> WRITTEN EXERCISE: Each record below is to be reproduced without any change.
==== DATA FOR THIS TASK
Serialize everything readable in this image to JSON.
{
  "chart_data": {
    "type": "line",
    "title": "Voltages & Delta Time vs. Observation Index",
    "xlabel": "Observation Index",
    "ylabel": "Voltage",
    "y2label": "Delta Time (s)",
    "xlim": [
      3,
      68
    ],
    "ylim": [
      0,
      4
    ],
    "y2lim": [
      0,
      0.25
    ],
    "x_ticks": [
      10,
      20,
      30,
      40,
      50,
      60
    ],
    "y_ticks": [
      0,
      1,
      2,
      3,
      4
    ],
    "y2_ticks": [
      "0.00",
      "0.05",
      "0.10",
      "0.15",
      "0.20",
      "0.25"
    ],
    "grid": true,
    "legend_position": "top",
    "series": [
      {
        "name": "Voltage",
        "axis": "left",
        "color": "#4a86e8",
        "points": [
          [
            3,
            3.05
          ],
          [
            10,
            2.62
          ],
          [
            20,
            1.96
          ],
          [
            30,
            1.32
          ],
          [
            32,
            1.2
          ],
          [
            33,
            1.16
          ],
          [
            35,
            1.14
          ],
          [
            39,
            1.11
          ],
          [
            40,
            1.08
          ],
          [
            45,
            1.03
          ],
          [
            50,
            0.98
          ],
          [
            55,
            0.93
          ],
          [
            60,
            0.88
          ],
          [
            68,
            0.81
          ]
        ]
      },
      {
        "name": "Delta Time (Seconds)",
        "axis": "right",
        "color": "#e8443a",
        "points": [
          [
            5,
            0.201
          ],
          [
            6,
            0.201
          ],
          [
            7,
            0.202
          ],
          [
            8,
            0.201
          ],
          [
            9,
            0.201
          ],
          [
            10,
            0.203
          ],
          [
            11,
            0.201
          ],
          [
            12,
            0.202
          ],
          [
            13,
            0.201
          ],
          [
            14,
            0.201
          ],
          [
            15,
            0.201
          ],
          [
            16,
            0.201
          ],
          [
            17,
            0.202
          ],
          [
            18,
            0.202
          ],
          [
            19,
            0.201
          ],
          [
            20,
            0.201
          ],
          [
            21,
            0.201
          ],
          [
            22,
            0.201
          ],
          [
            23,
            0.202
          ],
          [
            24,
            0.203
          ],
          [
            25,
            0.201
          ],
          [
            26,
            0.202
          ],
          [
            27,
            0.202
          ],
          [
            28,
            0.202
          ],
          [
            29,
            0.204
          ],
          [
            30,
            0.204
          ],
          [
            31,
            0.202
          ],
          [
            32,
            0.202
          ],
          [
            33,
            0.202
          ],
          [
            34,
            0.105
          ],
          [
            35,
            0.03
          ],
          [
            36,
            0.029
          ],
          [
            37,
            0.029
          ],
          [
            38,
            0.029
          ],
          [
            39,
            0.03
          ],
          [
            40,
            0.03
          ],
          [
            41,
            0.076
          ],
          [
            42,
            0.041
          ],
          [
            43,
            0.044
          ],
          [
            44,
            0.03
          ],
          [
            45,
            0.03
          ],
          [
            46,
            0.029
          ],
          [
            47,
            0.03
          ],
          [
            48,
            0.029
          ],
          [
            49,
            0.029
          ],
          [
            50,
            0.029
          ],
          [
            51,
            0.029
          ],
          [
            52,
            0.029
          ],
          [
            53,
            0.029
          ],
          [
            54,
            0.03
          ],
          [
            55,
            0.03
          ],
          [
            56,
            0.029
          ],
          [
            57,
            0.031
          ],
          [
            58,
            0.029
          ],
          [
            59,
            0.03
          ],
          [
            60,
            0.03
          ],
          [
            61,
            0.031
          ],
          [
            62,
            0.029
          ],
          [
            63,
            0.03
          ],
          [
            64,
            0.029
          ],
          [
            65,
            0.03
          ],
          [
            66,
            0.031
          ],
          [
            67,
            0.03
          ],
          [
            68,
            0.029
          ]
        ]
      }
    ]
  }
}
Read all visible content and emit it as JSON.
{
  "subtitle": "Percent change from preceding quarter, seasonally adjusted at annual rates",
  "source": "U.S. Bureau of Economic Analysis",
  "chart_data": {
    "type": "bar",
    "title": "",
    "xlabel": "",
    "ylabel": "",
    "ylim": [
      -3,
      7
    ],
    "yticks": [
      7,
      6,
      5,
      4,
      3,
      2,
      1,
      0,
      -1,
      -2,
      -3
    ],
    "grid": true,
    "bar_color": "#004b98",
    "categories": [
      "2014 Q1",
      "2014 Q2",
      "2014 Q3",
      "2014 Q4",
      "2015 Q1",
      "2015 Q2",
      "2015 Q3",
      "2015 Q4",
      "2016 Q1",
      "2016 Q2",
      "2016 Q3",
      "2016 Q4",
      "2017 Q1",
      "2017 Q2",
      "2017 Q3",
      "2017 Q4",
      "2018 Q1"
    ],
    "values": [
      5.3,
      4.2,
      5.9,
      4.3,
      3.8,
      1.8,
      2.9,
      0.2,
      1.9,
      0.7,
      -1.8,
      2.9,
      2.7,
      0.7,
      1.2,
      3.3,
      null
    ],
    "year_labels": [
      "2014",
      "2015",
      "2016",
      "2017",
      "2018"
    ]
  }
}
========
> EXERCISE SOLUTION:
Serialize everything readable in this image to JSON.
{
  "chart_data": {
    "type": "line",
    "title": "Voltages & Delta Time vs. Observation Index",
    "xlabel": "Observation Index",
    "ylabel": "Voltage",
    "y2label": "Delta Time (s)",
    "xlim": [
      3,
      68
    ],
    "ylim": [
      0,
      4
    ],
    "y2lim": [
      0,
      0.25
    ],
    "x_ticks": [
      10,
      20,
      30,
      40,
      50,
      60
    ],
    "y_ticks": [
      0,
      1,
      2,
      3,
      4
    ],
    "y2_ticks": [
      "0.00",
      "0.05",
      "0.10",
      "0.15",
      "0.20",
      "0.25"
    ],
    "grid": true,
    "legend_position": "top",
    "series": [
      {
        "name": "Voltage",
        "axis": "left",
        "color": "#4a86e8",
        "points": [
          [
            3,
            3.05
          ],
          [
            10,
            2.62
          ],
          [
            20,
            1.96
          ],
          [
            30,
            1.32
          ],
          [
            32,
            1.2
          ],
          [
            33,
            1.16
          ],
          [
            35,
            1.14
          ],
          [
            39,
            1.11
          ],
          [
            40,
            1.08
          ],
          [
            45,
            1.03
          ],
          [
            50,
            0.98
          ],
          [
            55,
            0.93
          ],
          [
            60,
            0.88
          ],
          [
            68,
            0.81
          ]
        ]
      },
      {
        "name": "Delta Time (Seconds)",
        "axis": "right",
        "color": "#e8443a",
        "points": [
          [
            5,
            0.201
          ],
          [
            6,
            0.201
          ],
          [
            7,
            0.202
          ],
          [
            8,
            0.201
          ],
          [
            9,
            0.201
          ],
          [
            10,
            0.203
          ],
          [
            11,
            0.201
          ],
          [
            12,
            0.202
          ],
          [
            13,
            0.201
          ],
          [
            14,
            0.201
          ],
          [
            15,
            0.201
          ],
          [
            16,
            0.201
          ],
          [
            17,
            0.202
          ],
          [
            18,
            0.202
          ],
          [
            19,
            0.201
          ],
          [
            20,
            0.201
          ],
          [
            21,
            0.201
          ],
          [
            22,
            0.201
          ],
          [
            23,
            0.202
          ],
          [
            24,
            0.203
          ],
          [
            25,
            0.201
          ],
          [
            26,
            0.202
          ],
          [
            27,
            0.202
          ],
          [
            28,
            0.202
          ],
          [
            29,
            0.204
          ],
          [
            30,
            0.204
          ],
          [
            31,
            0.202
          ],
          [
            32,
            0.202
          ],
          [
            33,
            0.202
          ],
          [
            34,
            0.105
          ],
          [
            35,
            0.03
          ],
          [
            36,
            0.029
          ],
          [
            37,
            0.029
          ],
          [
            38,
            0.029
          ],
          [
            39,
            0.03
          ],
          [
            40,
            0.03
          ],
          [
            41,
            0.076
          ],
          [
            42,
            0.041
          ],
          [
            43,
            0.044
          ],
          [
            44,
            0.03
          ],
          [
            45,
            0.03
          ],
          [
            46,
            0.029
          ],
          [
            47,
            0.03
          ],
          [
            48,
            0.029
          ],
          [
            49,
            0.029
          ],
          [
            50,
            0.029
          ],
          [
            51,
            0.029
          ],
          [
            52,
            0.029
          ],
          [
            53,
            0.029
          ],
          [
            54,
            0.03
          ],
          [
            55,
            0.03
          ],
          [
            56,
            0.029
          ],
          [
            57,
            0.031
          ],
          [
            58,
            0.029
          ],
          [
            59,
            0.03
          ],
          [
            60,
            0.03
          ],
          [
            61,
            0.031
          ],
          [
            62,
            0.029
          ],
          [
            63,
            0.03
          ],
          [
            64,
            0.029
          ],
          [
            65,
            0.03
          ],
          [
            66,
            0.031
          ],
          [
            67,
            0.03
          ],
          [
            68,
            0.029
          ]
        ]
      }
    ]
  }
}
Read all visible content and emit it as JSON.
{
  "subtitle": "Percent change from preceding quarter, seasonally adjusted at annual rates",
  "source": "U.S. Bureau of Economic Analysis",
  "chart_data": {
    "type": "bar",
    "title": "",
    "xlabel": "",
    "ylabel": "",
    "ylim": [
      -3,
      7
    ],
    "yticks": [
      7,
      6,
      5,
      4,
      3,
      2,
      1,
      0,
      -1,
      -2,
      -3
    ],
    "grid": true,
    "bar_color": "#004b98",
    "categories": [
      "2014 Q1",
      "2014 Q2",
      "2014 Q3",
      "2014 Q4",
      "2015 Q1",
      "2015 Q2",
      "2015 Q3",
      "2015 Q4",
      "2016 Q1",
      "2016 Q2",
      "2016 Q3",
      "2016 Q4",
      "2017 Q1",
      "2017 Q2",
      "2017 Q3",
      "2017 Q4",
      "2018 Q1"
    ],
    "values": [
      5.3,
      4.2,
      5.9,
      4.3,
      3.8,
      1.8,
      2.9,
      0.2,
      1.9,
      0.7,
      -1.8,
      2.9,
      2.7,
      0.7,
      1.2,
      3.3,
      null
    ],
    "year_labels": [
      "2014",
      "2015",
      "2016",
      "2017",
      "2018"
    ]
  }
}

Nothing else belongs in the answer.